Brief:
Check the listing below line by line and report how many lines hold "title", with no other words.

The data:
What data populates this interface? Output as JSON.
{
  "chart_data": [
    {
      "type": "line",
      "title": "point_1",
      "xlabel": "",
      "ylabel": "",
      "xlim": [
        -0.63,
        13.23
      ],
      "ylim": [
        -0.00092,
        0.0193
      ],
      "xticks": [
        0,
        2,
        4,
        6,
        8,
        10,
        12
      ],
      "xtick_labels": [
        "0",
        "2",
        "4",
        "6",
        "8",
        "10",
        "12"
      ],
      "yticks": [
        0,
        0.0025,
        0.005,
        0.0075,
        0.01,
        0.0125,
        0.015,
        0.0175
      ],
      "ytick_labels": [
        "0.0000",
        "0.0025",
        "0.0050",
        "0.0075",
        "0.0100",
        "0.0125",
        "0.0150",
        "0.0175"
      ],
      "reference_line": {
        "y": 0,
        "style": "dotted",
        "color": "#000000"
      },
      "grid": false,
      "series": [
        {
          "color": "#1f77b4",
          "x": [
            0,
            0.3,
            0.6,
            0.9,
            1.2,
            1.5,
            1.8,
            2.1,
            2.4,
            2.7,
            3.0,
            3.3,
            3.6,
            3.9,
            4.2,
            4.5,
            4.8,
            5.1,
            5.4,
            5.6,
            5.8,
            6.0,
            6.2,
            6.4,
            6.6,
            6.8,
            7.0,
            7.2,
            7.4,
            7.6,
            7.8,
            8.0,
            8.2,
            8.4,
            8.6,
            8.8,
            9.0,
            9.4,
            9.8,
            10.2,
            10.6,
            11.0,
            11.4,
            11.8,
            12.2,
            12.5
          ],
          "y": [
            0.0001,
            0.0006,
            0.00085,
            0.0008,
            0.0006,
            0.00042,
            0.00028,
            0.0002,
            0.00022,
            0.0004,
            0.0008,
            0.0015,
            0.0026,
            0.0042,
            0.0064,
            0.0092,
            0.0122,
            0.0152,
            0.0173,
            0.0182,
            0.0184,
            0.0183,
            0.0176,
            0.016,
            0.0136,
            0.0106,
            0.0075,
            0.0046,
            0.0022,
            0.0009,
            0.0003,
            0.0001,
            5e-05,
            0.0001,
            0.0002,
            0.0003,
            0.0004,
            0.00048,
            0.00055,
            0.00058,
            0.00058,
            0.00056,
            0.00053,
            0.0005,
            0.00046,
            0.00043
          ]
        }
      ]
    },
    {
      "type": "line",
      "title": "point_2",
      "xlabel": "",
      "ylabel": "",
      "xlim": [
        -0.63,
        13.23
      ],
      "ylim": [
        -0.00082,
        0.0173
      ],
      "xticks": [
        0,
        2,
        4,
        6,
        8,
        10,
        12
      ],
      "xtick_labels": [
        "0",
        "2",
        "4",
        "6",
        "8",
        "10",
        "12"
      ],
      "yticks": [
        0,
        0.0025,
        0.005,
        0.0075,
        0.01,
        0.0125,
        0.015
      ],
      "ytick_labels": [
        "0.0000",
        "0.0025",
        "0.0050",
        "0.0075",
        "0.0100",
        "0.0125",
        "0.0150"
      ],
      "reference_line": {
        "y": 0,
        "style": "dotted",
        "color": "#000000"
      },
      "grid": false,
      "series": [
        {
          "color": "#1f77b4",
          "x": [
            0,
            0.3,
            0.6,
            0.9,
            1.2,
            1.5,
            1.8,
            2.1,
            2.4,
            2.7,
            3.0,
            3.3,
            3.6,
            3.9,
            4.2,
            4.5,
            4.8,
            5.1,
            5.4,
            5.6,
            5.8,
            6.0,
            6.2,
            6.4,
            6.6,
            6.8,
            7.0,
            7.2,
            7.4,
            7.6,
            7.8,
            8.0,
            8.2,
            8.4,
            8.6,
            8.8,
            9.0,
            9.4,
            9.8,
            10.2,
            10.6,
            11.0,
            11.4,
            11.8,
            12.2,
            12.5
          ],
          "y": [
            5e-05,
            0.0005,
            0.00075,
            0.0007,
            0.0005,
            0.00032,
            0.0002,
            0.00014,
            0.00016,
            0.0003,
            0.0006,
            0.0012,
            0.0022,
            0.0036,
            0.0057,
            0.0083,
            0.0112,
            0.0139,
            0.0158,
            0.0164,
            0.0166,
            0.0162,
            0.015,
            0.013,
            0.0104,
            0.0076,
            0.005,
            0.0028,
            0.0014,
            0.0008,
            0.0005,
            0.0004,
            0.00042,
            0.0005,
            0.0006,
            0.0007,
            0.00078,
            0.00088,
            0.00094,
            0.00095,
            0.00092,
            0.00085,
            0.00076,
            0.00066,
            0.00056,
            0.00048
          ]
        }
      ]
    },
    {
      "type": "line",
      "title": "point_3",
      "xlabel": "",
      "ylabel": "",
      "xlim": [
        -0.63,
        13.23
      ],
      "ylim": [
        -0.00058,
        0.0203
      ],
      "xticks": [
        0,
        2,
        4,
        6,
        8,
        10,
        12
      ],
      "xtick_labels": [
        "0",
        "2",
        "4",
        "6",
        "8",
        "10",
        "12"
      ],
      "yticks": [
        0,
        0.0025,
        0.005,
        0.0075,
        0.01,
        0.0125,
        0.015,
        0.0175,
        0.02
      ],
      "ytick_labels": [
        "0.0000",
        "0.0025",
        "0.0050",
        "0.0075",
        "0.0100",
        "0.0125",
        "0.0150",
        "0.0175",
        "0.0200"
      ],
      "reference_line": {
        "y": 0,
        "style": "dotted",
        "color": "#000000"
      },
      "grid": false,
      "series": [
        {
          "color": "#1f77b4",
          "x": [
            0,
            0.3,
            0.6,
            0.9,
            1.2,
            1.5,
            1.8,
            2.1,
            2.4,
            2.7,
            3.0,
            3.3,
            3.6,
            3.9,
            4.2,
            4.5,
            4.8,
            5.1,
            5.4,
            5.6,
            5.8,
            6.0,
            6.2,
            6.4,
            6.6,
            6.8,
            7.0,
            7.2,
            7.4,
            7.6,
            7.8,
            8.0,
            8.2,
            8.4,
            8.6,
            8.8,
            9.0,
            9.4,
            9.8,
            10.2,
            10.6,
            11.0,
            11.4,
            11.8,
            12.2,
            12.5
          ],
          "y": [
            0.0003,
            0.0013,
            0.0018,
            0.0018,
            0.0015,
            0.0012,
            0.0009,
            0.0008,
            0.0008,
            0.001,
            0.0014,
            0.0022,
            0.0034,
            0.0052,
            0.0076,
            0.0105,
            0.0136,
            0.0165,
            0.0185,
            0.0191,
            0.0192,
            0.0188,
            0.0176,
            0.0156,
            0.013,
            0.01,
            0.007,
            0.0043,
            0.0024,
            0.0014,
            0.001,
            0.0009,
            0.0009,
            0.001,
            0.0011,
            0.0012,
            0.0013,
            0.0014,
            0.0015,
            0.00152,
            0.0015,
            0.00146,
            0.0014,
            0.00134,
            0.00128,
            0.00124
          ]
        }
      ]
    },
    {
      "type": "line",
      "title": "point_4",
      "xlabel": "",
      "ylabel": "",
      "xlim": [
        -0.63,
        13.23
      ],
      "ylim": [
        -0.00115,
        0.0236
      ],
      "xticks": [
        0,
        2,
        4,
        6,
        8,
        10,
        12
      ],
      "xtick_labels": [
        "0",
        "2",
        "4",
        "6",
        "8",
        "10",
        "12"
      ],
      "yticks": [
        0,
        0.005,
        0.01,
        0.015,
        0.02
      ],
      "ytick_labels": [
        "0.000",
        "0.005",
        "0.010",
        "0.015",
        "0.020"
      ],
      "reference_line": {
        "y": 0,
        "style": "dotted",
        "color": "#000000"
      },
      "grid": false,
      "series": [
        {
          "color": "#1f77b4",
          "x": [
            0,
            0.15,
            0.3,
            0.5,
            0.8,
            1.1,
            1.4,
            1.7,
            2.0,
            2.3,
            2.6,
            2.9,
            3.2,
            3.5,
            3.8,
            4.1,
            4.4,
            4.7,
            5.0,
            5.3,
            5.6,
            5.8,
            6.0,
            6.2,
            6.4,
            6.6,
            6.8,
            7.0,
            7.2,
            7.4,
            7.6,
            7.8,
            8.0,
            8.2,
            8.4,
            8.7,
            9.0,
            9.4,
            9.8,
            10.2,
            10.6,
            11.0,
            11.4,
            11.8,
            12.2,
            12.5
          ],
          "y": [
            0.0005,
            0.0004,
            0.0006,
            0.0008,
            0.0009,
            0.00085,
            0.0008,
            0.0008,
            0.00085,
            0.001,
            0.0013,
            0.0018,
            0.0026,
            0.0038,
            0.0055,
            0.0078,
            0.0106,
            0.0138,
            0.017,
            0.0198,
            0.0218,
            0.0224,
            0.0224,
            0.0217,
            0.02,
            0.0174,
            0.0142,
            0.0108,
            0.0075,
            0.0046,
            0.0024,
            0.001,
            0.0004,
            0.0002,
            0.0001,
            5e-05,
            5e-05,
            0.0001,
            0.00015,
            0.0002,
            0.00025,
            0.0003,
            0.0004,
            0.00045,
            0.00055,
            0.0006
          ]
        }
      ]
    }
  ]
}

Result:
4